- WHAT THE EXERCISE ASKS: Read the listing below and copy out every line that holds "George".

- TASK INPUTS:
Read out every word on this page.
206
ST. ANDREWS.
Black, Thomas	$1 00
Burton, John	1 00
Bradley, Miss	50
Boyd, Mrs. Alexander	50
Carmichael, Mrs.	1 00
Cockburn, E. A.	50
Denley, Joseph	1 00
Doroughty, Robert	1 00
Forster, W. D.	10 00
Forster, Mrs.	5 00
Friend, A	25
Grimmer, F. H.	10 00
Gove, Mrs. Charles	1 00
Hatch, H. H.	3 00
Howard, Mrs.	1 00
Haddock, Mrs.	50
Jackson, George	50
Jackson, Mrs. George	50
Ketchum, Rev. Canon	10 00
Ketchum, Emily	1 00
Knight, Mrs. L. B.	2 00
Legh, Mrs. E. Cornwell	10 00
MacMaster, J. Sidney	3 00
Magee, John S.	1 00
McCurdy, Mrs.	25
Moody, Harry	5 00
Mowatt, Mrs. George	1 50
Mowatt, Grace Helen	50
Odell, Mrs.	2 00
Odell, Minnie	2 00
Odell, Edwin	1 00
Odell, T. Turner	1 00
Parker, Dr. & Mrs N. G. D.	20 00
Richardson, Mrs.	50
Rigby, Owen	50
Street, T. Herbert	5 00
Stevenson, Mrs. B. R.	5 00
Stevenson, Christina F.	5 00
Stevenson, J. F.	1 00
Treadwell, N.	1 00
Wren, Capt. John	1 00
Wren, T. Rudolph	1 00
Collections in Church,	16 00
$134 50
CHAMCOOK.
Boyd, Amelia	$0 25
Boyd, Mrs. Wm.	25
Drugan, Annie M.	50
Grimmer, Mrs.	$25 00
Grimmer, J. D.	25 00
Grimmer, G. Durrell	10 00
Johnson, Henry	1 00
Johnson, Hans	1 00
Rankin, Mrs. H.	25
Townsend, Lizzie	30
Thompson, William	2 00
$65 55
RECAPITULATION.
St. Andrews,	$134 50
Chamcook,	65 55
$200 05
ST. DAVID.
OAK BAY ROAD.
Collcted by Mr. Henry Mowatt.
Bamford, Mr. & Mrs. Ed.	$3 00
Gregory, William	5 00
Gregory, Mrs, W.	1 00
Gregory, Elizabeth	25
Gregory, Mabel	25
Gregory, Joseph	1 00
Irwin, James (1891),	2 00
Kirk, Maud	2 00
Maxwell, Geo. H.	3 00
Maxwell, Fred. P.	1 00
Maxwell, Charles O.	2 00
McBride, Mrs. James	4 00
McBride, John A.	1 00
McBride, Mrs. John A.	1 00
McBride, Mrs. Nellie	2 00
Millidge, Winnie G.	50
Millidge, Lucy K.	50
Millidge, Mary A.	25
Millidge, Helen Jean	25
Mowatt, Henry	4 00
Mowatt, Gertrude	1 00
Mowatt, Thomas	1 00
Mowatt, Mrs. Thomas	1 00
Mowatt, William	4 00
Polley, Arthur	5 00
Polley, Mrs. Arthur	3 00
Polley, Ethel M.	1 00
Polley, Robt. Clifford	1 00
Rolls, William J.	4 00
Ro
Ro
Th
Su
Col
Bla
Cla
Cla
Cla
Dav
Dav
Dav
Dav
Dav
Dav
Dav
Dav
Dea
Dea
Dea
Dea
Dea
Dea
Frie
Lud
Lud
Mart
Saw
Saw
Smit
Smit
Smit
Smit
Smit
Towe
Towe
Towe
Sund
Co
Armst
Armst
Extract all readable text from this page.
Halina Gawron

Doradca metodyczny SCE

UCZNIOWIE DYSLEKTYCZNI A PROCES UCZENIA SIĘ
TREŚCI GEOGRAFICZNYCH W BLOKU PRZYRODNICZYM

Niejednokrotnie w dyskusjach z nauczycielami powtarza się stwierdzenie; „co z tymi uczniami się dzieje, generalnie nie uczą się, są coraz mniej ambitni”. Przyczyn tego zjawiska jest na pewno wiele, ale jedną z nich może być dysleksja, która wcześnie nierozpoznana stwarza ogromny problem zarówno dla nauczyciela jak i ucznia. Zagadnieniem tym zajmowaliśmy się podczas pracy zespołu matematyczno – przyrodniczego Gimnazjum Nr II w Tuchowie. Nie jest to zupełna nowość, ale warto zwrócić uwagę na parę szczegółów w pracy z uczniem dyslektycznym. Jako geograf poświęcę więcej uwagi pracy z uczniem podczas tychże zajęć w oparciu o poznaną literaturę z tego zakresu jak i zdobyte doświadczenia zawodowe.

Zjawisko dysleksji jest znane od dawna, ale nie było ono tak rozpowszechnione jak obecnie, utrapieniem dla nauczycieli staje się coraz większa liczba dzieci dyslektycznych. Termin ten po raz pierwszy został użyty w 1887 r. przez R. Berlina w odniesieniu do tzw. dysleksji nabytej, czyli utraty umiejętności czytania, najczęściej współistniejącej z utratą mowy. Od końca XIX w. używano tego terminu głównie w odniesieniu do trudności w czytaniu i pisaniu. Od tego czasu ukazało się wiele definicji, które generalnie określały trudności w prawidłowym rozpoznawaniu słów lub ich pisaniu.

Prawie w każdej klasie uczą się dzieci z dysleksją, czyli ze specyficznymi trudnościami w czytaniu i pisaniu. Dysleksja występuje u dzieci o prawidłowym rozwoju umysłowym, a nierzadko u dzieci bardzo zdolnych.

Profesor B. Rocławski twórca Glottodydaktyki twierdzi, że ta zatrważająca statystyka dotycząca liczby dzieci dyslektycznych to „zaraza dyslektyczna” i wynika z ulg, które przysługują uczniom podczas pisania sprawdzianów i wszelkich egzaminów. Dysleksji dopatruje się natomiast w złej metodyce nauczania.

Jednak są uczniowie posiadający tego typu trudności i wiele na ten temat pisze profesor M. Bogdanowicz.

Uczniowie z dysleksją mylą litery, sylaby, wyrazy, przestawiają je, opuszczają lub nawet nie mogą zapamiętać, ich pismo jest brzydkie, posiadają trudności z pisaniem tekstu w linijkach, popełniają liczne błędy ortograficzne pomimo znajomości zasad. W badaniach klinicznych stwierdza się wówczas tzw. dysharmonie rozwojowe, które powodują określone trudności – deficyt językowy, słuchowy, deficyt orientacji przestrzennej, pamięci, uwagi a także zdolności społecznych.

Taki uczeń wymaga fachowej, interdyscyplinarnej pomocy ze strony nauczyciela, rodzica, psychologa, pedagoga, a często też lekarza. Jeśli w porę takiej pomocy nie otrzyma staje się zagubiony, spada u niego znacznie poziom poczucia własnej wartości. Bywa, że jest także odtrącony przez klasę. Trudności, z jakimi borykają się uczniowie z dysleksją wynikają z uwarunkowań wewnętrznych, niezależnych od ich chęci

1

- REPLY:
Jackson, George	50
Jackson, Mrs. George	50
Mowatt, Mrs. George	1 50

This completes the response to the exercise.